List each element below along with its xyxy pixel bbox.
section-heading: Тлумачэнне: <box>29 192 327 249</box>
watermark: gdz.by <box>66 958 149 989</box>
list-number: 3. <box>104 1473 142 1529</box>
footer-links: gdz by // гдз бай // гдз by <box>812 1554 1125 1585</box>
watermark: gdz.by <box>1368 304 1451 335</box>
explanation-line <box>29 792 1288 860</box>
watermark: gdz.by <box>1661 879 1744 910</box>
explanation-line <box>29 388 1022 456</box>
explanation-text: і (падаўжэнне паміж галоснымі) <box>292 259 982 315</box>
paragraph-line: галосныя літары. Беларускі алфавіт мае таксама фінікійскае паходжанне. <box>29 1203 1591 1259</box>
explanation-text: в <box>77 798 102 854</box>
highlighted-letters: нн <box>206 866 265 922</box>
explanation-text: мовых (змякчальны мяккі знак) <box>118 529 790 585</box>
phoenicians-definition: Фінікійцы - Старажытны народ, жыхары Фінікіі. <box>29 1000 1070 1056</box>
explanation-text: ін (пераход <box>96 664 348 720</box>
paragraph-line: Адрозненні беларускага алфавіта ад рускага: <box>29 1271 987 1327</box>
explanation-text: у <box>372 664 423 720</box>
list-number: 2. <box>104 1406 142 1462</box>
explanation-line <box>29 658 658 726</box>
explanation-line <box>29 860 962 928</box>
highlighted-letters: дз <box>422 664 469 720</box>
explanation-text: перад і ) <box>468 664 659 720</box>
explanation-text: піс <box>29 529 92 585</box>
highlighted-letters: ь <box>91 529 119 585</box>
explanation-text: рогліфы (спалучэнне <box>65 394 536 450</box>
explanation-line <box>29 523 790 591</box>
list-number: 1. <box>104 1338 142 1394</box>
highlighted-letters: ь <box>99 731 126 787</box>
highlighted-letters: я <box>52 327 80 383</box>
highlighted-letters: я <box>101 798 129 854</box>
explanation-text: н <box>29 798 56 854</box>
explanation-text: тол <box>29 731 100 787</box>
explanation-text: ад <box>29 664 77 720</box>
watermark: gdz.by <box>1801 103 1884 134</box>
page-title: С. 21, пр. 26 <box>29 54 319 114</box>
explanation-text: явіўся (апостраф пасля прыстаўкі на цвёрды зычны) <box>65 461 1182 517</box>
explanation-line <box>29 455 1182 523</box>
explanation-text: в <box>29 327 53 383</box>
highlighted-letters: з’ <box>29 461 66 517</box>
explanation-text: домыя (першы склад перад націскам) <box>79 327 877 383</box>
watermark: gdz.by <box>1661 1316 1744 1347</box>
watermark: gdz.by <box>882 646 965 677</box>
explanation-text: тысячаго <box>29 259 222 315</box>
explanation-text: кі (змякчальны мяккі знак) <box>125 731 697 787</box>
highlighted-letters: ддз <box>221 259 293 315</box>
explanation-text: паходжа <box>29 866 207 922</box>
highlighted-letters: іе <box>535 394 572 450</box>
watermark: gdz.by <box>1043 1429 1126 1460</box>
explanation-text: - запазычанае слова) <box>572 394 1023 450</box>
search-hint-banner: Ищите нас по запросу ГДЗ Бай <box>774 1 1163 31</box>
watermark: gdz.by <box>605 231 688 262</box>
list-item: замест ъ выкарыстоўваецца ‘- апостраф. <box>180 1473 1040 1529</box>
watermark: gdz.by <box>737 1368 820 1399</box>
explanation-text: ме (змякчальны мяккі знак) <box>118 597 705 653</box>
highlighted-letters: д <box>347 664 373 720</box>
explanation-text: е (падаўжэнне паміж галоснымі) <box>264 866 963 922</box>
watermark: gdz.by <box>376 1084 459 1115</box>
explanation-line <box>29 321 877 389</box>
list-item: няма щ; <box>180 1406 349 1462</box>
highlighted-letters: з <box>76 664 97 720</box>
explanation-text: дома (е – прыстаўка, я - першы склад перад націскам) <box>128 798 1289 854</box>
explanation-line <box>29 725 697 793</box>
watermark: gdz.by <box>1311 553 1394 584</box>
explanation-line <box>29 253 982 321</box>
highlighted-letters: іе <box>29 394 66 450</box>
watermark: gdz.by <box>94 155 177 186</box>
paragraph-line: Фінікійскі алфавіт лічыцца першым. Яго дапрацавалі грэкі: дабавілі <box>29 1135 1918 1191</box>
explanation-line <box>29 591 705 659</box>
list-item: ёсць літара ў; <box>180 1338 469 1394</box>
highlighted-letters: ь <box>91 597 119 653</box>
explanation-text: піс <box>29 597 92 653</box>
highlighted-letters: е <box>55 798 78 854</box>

===

_Requirements_
Could you return every line of the entries above verbatim, character for character?

_Result for this exercise_
List each element below along with its xyxy pixel bbox.
section-heading: Тлумачэнне: <box>29 192 327 249</box>
watermark: gdz.by <box>66 958 149 989</box>
list-number: 3. <box>104 1473 142 1529</box>
footer-links: gdz by // гдз бай // гдз by <box>812 1554 1125 1585</box>
watermark: gdz.by <box>1368 304 1451 335</box>
explanation-line <box>29 792 1288 860</box>
watermark: gdz.by <box>1661 879 1744 910</box>
explanation-line <box>29 388 1022 456</box>
explanation-text: і (падаўжэнне паміж галоснымі) <box>292 259 982 315</box>
paragraph-line: галосныя літары. Беларускі алфавіт мае таксама фінікійскае паходжанне. <box>29 1203 1591 1259</box>
explanation-text: в <box>77 798 102 854</box>
highlighted-letters: нн <box>206 866 265 922</box>
explanation-text: мовых (змякчальны мяккі знак) <box>118 529 790 585</box>
phoenicians-definition: Фінікійцы - Старажытны народ, жыхары Фінікіі. <box>29 1000 1070 1056</box>
explanation-text: ін (пераход <box>96 664 348 720</box>
paragraph-line: Адрозненні беларускага алфавіта ад рускага: <box>29 1271 987 1327</box>
explanation-text: у <box>372 664 423 720</box>
list-number: 2. <box>104 1406 142 1462</box>
explanation-line <box>29 658 658 726</box>
explanation-line <box>29 860 962 928</box>
highlighted-letters: дз <box>422 664 469 720</box>
explanation-text: перад і ) <box>468 664 659 720</box>
explanation-text: піс <box>29 529 92 585</box>
highlighted-letters: ь <box>91 529 119 585</box>
explanation-text: рогліфы (спалучэнне <box>65 394 536 450</box>
explanation-line <box>29 523 790 591</box>
list-number: 1. <box>104 1338 142 1394</box>
highlighted-letters: ь <box>99 731 126 787</box>
highlighted-letters: я <box>52 327 80 383</box>
highlighted-letters: я <box>101 798 129 854</box>
explanation-text: н <box>29 798 56 854</box>
explanation-text: тол <box>29 731 100 787</box>
explanation-text: ад <box>29 664 77 720</box>
watermark: gdz.by <box>1801 103 1884 134</box>
page-title: С. 21, пр. 26 <box>29 54 319 114</box>
explanation-text: явіўся (апостраф пасля прыстаўкі на цвёрды зычны) <box>65 461 1182 517</box>
explanation-line <box>29 455 1182 523</box>
explanation-text: в <box>29 327 53 383</box>
highlighted-letters: з’ <box>29 461 66 517</box>
explanation-text: домыя (першы склад перад націскам) <box>79 327 877 383</box>
watermark: gdz.by <box>1661 1316 1744 1347</box>
watermark: gdz.by <box>882 646 965 677</box>
explanation-text: тысячаго <box>29 259 222 315</box>
explanation-text: кі (змякчальны мяккі знак) <box>125 731 697 787</box>
highlighted-letters: ддз <box>221 259 293 315</box>
explanation-text: паходжа <box>29 866 207 922</box>
highlighted-letters: іе <box>535 394 572 450</box>
watermark: gdz.by <box>1043 1429 1126 1460</box>
explanation-text: - запазычанае слова) <box>572 394 1023 450</box>
search-hint-banner: Ищите нас по запросу ГДЗ Бай <box>774 1 1163 31</box>
watermark: gdz.by <box>605 231 688 262</box>
list-item: замест ъ выкарыстоўваецца ‘- апостраф. <box>180 1473 1040 1529</box>
watermark: gdz.by <box>737 1368 820 1399</box>
explanation-text: ме (змякчальны мяккі знак) <box>118 597 705 653</box>
highlighted-letters: д <box>347 664 373 720</box>
explanation-text: е (падаўжэнне паміж галоснымі) <box>264 866 963 922</box>
watermark: gdz.by <box>376 1084 459 1115</box>
explanation-line <box>29 321 877 389</box>
list-item: няма щ; <box>180 1406 349 1462</box>
highlighted-letters: з <box>76 664 97 720</box>
explanation-text: дома (е – прыстаўка, я - першы склад перад націскам) <box>128 798 1289 854</box>
explanation-line <box>29 725 697 793</box>
watermark: gdz.by <box>1311 553 1394 584</box>
explanation-line <box>29 253 982 321</box>
highlighted-letters: іе <box>29 394 66 450</box>
watermark: gdz.by <box>94 155 177 186</box>
paragraph-line: Фінікійскі алфавіт лічыцца першым. Яго дапрацавалі грэкі: дабавілі <box>29 1135 1918 1191</box>
explanation-line <box>29 591 705 659</box>
list-item: ёсць літара ў; <box>180 1338 469 1394</box>
highlighted-letters: ь <box>91 597 119 653</box>
explanation-text: піс <box>29 597 92 653</box>
highlighted-letters: е <box>55 798 78 854</box>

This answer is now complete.